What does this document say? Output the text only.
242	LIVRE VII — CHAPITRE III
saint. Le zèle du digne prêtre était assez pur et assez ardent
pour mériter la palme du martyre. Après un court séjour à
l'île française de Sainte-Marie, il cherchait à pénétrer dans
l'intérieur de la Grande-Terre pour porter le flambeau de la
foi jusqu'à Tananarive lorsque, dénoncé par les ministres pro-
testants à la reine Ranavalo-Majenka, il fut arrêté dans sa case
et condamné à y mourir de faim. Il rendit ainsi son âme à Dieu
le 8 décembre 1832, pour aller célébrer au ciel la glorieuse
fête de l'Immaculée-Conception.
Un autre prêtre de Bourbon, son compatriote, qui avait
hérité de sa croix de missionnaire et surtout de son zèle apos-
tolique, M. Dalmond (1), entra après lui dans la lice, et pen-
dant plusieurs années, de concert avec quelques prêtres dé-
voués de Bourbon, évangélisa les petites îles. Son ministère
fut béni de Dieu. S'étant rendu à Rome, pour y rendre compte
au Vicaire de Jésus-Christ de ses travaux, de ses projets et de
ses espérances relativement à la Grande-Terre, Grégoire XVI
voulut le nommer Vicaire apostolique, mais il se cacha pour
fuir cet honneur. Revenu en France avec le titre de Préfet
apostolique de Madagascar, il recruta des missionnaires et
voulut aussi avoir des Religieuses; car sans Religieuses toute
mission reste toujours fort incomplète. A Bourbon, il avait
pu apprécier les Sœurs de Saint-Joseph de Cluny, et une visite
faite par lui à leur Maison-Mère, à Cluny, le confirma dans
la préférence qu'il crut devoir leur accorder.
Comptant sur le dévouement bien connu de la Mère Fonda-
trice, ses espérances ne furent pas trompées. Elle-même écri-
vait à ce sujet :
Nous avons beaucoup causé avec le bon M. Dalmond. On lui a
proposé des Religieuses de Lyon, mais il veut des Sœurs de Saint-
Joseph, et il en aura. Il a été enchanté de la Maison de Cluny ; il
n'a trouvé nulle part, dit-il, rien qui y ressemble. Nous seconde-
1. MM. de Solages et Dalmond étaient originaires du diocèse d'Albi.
◆ ◆ ◆
GIVEN PROBLEM: Which lines hold the word "dans"? Copy all of them.

TASK SOLUTION:
l'île française de Sainte-Marie, il cherchait à pénétrer dans
testants à la reine Ranavalo-Majenka, il fut arrêté dans sa case
tolique, M. Dalmond (1), entra après lui dans la lice, et pen-
faite par lui à leur Maison-Mère, à Cluny, le confirma dans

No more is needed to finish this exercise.